___ Records for processing ___

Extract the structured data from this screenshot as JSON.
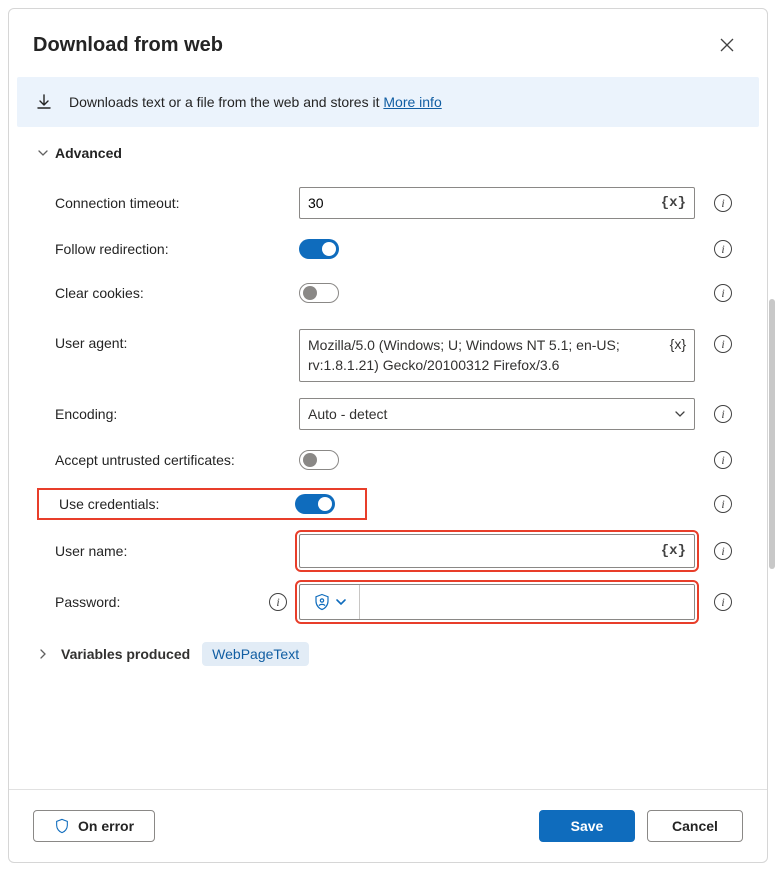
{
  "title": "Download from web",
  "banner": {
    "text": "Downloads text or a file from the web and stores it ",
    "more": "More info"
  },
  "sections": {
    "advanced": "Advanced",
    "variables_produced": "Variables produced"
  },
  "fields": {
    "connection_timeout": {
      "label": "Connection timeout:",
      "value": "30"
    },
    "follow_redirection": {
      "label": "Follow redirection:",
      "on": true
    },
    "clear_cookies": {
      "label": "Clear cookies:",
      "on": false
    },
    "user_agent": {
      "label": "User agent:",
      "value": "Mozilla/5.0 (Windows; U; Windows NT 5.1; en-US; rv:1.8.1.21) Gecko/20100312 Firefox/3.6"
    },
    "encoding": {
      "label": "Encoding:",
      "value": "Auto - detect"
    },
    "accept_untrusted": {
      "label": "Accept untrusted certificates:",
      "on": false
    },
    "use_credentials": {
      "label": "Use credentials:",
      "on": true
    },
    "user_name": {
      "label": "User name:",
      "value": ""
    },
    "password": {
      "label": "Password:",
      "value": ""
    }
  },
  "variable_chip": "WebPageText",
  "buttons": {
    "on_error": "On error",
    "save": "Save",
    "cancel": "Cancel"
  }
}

___

#### [Required task]
Exclude every picture and copy the remaining data exactly.

#### [Worked answer]
Extract the structured data from this screenshot as JSON.
{
  "title": "Download from web",
  "banner": {
    "text": "Downloads text or a file from the web and stores it ",
    "more": "More info"
  },
  "sections": {
    "advanced": "Advanced",
    "variables_produced": "Variables produced"
  },
  "fields": {
    "connection_timeout": {
      "label": "Connection timeout:",
      "value": "30"
    },
    "follow_redirection": {
      "label": "Follow redirection:",
      "on": true
    },
    "clear_cookies": {
      "label": "Clear cookies:",
      "on": false
    },
    "user_agent": {
      "label": "User agent:",
      "value": "Mozilla/5.0 (Windows; U; Windows NT 5.1; en-US; rv:1.8.1.21) Gecko/20100312 Firefox/3.6"
    },
    "encoding": {
      "label": "Encoding:",
      "value": "Auto - detect"
    },
    "accept_untrusted": {
      "label": "Accept untrusted certificates:",
      "on": false
    },
    "use_credentials": {
      "label": "Use credentials:",
      "on": true
    },
    "user_name": {
      "label": "User name:",
      "value": ""
    },
    "password": {
      "label": "Password:",
      "value": ""
    }
  },
  "variable_chip": "WebPageText",
  "buttons": {
    "on_error": "On error",
    "save": "Save",
    "cancel": "Cancel"
  }
}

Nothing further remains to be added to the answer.